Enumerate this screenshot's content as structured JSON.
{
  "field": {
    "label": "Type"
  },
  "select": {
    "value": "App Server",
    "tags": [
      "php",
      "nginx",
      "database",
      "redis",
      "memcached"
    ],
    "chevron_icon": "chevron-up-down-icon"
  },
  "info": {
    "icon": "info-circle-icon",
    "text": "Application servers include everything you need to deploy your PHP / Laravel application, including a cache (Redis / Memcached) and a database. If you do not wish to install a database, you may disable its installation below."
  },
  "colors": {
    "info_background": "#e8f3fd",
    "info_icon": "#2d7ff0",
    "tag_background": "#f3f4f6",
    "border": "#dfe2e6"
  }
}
+ + + + + + +
**Problem description**
Sift through the entries and copy every line with "database".

**Answer to the task**
      "database",
    "text": "Application servers include everything you need to deploy your PHP / Laravel application, including a cache (Redis / Memcached) and a database. If you do not wish to install a database, you may disable its installation below."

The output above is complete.